# [EXERCISE OBJECTIVE]
Copy each line containing the word "text" from the records that follow, please.

----- SOURCE DATA

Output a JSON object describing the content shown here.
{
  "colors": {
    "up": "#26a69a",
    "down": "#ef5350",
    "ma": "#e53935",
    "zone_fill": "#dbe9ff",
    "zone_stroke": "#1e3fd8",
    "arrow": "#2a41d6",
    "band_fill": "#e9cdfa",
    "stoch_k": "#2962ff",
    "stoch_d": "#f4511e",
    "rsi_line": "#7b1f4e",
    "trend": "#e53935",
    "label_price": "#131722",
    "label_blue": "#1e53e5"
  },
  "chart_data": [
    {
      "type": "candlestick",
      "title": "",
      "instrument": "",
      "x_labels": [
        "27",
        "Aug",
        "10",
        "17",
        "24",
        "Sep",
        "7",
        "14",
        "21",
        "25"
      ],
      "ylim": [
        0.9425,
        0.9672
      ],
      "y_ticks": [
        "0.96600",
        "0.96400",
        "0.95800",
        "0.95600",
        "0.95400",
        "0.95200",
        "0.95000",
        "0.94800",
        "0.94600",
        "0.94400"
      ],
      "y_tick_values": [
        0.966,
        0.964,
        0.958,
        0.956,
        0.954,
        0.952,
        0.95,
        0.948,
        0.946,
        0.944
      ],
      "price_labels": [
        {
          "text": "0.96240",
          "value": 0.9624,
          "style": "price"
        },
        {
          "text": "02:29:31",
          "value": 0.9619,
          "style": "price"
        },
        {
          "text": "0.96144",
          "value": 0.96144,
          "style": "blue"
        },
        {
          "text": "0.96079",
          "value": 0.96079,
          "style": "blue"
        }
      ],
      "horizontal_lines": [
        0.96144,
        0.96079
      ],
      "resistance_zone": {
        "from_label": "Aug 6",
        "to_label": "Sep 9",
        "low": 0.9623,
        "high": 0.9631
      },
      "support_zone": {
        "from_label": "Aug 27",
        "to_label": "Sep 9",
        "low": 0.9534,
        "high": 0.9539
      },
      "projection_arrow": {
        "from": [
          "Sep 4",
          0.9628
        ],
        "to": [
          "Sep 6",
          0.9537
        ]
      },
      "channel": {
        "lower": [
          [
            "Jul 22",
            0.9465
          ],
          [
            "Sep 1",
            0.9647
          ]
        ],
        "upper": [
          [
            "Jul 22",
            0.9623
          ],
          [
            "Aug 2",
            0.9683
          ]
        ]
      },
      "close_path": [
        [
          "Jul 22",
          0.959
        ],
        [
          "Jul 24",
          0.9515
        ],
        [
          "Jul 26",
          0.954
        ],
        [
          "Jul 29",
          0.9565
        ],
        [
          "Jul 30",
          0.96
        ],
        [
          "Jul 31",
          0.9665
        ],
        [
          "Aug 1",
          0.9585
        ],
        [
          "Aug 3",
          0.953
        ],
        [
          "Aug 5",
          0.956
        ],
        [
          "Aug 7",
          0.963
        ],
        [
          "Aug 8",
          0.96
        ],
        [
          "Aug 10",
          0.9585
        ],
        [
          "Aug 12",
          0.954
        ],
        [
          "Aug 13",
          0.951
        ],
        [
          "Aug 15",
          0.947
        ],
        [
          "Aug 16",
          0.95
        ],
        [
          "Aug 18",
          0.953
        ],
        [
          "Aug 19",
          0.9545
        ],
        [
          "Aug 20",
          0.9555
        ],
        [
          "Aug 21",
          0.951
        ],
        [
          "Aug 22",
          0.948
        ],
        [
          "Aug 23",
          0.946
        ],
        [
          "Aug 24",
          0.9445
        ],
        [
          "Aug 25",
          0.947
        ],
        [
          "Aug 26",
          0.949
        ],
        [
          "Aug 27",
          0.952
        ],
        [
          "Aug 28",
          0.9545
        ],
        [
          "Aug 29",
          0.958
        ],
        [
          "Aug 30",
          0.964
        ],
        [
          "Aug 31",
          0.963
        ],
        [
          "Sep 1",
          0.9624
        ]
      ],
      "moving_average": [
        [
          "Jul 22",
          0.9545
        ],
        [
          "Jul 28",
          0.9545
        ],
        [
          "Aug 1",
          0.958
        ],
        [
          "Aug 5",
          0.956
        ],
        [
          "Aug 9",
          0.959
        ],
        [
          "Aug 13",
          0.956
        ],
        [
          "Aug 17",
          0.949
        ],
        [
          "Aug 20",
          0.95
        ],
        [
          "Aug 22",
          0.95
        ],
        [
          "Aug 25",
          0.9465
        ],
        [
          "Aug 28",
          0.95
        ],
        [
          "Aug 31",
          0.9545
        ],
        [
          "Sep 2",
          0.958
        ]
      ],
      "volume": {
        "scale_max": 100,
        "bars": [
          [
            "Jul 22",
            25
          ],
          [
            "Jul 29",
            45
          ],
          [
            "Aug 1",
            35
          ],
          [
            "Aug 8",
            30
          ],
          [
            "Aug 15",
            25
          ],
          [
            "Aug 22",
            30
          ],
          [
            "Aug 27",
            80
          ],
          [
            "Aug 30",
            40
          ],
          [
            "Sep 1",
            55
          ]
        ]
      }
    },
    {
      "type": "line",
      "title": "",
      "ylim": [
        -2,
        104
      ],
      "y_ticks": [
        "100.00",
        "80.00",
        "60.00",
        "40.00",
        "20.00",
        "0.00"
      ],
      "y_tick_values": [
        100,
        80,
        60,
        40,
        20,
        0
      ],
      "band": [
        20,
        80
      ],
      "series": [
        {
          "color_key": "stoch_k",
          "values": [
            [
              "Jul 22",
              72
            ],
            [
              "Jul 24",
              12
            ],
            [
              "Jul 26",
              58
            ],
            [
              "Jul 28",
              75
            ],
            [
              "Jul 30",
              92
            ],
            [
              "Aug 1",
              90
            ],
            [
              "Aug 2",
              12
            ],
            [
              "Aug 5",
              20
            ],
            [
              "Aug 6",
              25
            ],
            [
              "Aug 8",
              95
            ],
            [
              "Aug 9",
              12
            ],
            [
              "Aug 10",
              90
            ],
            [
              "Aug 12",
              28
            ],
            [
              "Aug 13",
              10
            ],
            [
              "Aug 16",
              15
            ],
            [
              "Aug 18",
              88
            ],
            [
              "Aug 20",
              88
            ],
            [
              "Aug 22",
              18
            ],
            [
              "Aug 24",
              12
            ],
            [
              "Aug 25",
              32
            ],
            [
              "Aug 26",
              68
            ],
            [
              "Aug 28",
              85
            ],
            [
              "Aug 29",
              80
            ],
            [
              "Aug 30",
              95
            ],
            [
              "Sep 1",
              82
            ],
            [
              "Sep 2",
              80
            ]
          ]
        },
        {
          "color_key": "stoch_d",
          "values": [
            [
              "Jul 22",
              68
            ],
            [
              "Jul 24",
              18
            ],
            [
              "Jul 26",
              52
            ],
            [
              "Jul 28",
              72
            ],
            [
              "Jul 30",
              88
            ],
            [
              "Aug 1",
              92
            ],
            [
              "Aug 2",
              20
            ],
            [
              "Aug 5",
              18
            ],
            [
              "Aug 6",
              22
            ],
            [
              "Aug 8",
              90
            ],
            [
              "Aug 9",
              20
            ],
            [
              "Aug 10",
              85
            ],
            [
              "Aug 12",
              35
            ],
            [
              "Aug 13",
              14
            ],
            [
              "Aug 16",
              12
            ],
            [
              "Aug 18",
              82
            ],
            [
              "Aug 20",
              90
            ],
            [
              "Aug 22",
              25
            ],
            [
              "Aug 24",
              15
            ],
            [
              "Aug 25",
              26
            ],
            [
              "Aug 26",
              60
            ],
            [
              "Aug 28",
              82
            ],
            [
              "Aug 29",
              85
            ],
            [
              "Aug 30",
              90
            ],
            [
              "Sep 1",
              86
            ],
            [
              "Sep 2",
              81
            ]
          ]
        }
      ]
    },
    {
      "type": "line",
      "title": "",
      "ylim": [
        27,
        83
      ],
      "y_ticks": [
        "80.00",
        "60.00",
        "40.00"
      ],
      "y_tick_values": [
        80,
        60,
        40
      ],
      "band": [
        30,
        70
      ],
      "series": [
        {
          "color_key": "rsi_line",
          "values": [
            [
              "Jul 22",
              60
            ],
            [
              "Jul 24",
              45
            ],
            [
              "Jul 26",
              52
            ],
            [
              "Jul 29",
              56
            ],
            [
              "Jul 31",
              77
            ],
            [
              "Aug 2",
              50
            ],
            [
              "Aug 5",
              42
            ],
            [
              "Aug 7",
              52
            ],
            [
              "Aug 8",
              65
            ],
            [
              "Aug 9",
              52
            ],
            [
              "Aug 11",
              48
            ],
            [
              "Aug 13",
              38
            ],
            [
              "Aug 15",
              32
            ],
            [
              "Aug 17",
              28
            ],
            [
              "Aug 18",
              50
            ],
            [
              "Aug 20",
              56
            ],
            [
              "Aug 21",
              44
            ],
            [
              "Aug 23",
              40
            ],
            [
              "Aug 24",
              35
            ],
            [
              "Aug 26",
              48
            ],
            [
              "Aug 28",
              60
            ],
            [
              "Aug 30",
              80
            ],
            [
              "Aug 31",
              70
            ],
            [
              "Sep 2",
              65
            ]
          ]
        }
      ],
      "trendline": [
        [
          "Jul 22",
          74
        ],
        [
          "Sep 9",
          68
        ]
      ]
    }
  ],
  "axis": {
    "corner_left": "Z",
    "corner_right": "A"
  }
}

----------

# [COMPLETE ANSWER]
          "text": "0.96240",
          "text": "02:29:31",
          "text": "0.96144",
          "text": "0.96079",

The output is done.